## What you should do
Output an exact reproduction of the data.

## Dataset entries

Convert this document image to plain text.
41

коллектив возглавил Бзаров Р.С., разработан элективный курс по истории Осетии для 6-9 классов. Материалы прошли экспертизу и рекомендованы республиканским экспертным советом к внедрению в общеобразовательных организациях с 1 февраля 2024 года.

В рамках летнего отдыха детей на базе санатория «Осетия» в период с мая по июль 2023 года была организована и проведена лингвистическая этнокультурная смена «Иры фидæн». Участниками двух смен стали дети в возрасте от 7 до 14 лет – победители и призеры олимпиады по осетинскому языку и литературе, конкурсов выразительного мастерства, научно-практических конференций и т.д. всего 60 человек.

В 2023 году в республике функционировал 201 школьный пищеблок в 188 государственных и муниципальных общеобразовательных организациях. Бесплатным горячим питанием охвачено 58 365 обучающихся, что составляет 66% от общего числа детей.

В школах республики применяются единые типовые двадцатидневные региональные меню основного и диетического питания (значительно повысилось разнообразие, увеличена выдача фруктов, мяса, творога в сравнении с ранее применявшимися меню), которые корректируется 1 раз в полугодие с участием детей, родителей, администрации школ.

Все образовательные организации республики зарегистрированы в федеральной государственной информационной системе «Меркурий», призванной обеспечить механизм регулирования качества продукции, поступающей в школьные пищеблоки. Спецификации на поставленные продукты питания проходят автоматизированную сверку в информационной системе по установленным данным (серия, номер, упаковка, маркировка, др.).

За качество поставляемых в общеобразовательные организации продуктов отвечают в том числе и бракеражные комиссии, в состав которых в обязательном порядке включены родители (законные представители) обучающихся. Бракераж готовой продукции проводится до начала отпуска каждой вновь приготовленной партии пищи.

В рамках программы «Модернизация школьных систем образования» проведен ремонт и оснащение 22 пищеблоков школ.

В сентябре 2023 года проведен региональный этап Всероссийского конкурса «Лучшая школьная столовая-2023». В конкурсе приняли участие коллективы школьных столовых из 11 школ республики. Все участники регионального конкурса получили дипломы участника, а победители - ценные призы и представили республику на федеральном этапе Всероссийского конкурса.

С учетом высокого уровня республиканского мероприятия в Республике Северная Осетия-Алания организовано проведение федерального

## Exercise result
Convert this document image to plain text.
41

коллектив возглавил Бзаров Р.С., разработан элективный курс по истории Осетии для 6-9 классов. Материалы прошли экспертизу и рекомендованы республиканским экспертным советом к внедрению в общеобразовательных организациях с 1 февраля 2024 года.

В рамках летнего отдыха детей на базе санатория «Осетия» в период с мая по июль 2023 года была организована и проведена лингвистическая этнокультурная смена «Иры фидæн». Участниками двух смен стали дети в возрасте от 7 до 14 лет – победители и призеры олимпиады по осетинскому языку и литературе, конкурсов выразительного мастерства, научно-практических конференций и т.д. всего 60 человек.

В 2023 году в республике функционировал 201 школьный пищеблок в 188 государственных и муниципальных общеобразовательных организациях. Бесплатным горячим питанием охвачено 58 365 обучающихся, что составляет 66% от общего числа детей.

В школах республики применяются единые типовые двадцатидневные региональные меню основного и диетического питания (значительно повысилось разнообразие, увеличена выдача фруктов, мяса, творога в сравнении с ранее применявшимися меню), которые корректируется 1 раз в полугодие с участием детей, родителей, администрации школ.

Все образовательные организации республики зарегистрированы в федеральной государственной информационной системе «Меркурий», призванной обеспечить механизм регулирования качества продукции, поступающей в школьные пищеблоки. Спецификации на поставленные продукты питания проходят автоматизированную сверку в информационной системе по установленным данным (серия, номер, упаковка, маркировка, др.).

За качество поставляемых в общеобразовательные организации продуктов отвечают в том числе и бракеражные комиссии, в состав которых в обязательном порядке включены родители (законные представители) обучающихся. Бракераж готовой продукции проводится до начала отпуска каждой вновь приготовленной партии пищи.

В рамках программы «Модернизация школьных систем образования» проведен ремонт и оснащение 22 пищеблоков школ.

В сентябре 2023 года проведен региональный этап Всероссийского конкурса «Лучшая школьная столовая-2023». В конкурсе приняли участие коллективы школьных столовых из 11 школ республики. Все участники регионального конкурса получили дипломы участника, а победители - ценные призы и представили республику на федеральном этапе Всероссийского конкурса.

С учетом высокого уровня республиканского мероприятия в Республике Северная Осетия-Алания организовано проведение федерального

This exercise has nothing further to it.